***** Data in this exercise *****
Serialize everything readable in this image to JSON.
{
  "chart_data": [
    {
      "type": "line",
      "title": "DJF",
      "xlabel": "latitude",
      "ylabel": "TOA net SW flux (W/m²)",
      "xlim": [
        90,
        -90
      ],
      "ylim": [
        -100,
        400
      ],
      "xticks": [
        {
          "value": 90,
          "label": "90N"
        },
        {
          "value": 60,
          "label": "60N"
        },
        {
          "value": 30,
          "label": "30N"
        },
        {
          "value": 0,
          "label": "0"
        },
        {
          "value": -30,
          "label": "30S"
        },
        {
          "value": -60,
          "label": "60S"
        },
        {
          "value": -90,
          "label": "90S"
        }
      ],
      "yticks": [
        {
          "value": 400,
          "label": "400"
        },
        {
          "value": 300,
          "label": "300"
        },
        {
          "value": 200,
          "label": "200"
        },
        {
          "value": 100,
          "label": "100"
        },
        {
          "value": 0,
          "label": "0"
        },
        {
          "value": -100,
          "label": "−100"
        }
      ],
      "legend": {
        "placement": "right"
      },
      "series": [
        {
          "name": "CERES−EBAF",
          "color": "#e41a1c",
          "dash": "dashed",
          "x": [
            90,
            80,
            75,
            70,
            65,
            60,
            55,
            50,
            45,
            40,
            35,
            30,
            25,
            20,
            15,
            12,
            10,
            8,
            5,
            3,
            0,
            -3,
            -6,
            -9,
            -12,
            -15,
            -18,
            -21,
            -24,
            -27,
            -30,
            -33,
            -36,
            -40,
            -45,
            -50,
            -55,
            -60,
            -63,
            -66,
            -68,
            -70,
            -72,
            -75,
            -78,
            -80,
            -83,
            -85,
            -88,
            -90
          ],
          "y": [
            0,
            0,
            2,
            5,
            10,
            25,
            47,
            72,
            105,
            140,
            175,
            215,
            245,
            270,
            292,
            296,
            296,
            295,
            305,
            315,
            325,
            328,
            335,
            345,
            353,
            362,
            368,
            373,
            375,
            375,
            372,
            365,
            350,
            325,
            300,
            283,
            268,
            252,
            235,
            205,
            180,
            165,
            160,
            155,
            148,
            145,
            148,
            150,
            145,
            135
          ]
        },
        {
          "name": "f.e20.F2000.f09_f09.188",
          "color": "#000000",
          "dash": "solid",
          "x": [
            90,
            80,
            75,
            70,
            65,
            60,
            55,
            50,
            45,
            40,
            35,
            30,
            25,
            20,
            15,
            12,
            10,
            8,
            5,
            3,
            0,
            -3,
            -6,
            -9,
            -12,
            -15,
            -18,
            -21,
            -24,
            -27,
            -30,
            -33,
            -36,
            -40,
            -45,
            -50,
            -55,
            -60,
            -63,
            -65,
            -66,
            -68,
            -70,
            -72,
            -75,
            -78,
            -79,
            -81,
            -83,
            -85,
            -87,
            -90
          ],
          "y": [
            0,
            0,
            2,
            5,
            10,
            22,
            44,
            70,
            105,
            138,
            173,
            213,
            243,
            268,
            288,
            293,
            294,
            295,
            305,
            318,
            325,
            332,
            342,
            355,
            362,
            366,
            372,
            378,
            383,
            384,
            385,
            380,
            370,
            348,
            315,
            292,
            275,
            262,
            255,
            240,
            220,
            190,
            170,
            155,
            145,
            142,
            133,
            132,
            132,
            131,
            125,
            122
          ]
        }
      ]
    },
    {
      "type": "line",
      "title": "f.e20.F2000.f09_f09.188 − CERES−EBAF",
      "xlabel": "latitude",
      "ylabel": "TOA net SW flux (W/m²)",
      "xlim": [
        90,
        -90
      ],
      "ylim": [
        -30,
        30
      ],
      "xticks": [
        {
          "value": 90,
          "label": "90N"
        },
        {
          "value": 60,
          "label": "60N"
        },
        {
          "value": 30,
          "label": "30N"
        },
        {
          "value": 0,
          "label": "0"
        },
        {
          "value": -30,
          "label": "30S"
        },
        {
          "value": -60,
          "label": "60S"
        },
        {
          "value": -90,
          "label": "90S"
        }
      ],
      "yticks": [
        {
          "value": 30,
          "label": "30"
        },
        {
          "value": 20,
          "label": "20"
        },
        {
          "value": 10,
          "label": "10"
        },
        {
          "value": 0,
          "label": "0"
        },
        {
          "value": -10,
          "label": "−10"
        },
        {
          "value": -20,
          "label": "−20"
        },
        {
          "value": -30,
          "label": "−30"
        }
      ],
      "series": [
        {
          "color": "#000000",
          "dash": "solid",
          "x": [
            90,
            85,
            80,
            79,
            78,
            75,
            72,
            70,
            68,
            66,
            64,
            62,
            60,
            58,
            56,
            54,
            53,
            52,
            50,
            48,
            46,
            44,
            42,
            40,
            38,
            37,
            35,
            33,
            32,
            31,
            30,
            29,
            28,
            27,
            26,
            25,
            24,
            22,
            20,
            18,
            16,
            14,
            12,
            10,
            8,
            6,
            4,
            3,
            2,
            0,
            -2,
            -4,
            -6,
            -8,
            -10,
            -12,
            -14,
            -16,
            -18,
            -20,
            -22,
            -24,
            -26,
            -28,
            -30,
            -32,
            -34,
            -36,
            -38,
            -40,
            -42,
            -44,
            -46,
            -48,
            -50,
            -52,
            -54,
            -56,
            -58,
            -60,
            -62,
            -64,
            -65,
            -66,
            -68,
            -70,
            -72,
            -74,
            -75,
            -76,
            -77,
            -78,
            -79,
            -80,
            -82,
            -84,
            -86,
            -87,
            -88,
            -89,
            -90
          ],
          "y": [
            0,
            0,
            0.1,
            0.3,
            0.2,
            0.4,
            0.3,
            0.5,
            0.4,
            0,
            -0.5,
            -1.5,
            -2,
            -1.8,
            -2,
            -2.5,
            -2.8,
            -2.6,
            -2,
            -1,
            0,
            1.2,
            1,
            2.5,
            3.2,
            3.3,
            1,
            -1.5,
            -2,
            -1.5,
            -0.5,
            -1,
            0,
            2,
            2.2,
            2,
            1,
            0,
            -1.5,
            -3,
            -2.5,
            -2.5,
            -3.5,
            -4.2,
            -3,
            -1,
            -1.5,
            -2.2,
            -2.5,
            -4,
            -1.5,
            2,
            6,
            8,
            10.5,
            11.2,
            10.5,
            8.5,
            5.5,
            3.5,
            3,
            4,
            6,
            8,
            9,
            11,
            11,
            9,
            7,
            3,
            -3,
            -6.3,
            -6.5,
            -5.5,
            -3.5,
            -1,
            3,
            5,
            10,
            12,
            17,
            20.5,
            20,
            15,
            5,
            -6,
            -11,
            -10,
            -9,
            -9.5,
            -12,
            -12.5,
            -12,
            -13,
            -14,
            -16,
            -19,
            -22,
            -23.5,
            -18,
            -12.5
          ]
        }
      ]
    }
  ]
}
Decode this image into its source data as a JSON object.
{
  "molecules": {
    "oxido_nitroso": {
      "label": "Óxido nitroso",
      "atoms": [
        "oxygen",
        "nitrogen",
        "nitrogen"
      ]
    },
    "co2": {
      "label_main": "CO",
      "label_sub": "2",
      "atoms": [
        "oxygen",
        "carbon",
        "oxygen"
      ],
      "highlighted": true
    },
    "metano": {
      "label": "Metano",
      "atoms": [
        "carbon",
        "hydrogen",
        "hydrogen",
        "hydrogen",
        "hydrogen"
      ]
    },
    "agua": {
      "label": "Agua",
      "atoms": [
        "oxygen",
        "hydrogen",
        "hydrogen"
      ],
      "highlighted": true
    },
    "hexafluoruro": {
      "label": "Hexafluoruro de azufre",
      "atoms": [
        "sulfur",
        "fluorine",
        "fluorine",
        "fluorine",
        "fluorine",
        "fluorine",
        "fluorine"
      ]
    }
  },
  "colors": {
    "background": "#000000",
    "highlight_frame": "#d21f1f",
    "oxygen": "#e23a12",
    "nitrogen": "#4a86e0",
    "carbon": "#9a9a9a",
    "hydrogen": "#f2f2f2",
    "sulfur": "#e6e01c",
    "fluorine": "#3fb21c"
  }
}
*****
What number of lines in the records contain the word "name"? Answer with that number alone.

## Result of the exercise
2